Goal: Exclude the pictures; give every entry again exactly as written.

## Begin Input data

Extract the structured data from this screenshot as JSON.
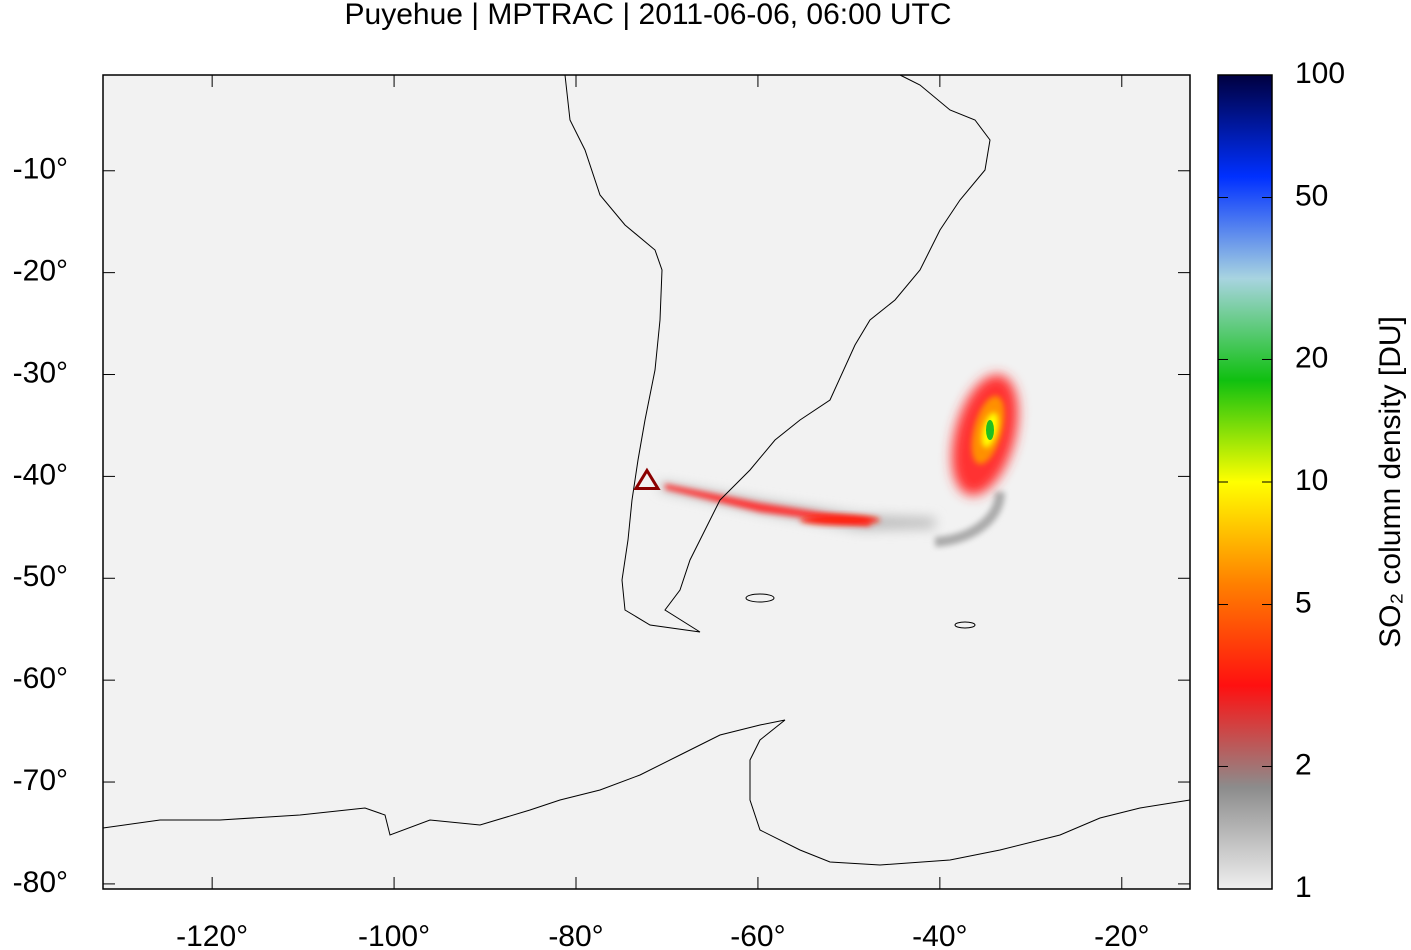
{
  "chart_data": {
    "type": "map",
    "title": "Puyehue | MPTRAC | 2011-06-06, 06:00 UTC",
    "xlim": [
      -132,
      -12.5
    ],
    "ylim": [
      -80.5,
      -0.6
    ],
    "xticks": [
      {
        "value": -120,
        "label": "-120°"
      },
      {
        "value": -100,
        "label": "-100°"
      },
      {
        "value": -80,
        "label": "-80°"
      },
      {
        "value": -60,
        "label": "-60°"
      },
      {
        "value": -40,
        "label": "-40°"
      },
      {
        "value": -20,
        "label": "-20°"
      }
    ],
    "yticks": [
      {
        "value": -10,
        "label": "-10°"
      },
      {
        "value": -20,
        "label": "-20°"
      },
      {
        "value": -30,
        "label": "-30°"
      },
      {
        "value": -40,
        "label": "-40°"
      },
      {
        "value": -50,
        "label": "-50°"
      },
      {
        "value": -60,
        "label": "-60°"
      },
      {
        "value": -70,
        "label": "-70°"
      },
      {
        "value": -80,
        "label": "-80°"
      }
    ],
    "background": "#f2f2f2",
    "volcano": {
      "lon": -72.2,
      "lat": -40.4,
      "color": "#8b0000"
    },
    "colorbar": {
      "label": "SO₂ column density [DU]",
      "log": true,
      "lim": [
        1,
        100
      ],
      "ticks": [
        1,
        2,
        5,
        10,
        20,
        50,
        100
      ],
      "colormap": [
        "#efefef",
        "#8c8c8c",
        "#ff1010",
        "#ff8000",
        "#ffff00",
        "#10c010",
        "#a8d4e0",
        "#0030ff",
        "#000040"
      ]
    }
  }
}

## End Input data

Solution:
Extract the structured data from this screenshot as JSON.
{
  "chart_data": {
    "type": "map",
    "title": "Puyehue | MPTRAC | 2011-06-06, 06:00 UTC",
    "xlim": [
      -132,
      -12.5
    ],
    "ylim": [
      -80.5,
      -0.6
    ],
    "xticks": [
      {
        "value": -120,
        "label": "-120°"
      },
      {
        "value": -100,
        "label": "-100°"
      },
      {
        "value": -80,
        "label": "-80°"
      },
      {
        "value": -60,
        "label": "-60°"
      },
      {
        "value": -40,
        "label": "-40°"
      },
      {
        "value": -20,
        "label": "-20°"
      }
    ],
    "yticks": [
      {
        "value": -10,
        "label": "-10°"
      },
      {
        "value": -20,
        "label": "-20°"
      },
      {
        "value": -30,
        "label": "-30°"
      },
      {
        "value": -40,
        "label": "-40°"
      },
      {
        "value": -50,
        "label": "-50°"
      },
      {
        "value": -60,
        "label": "-60°"
      },
      {
        "value": -70,
        "label": "-70°"
      },
      {
        "value": -80,
        "label": "-80°"
      }
    ],
    "background": "#f2f2f2",
    "volcano": {
      "lon": -72.2,
      "lat": -40.4,
      "color": "#8b0000"
    },
    "colorbar": {
      "label": "SO₂ column density [DU]",
      "log": true,
      "lim": [
        1,
        100
      ],
      "ticks": [
        1,
        2,
        5,
        10,
        20,
        50,
        100
      ],
      "colormap": [
        "#efefef",
        "#8c8c8c",
        "#ff1010",
        "#ff8000",
        "#ffff00",
        "#10c010",
        "#a8d4e0",
        "#0030ff",
        "#000040"
      ]
    }
  }
}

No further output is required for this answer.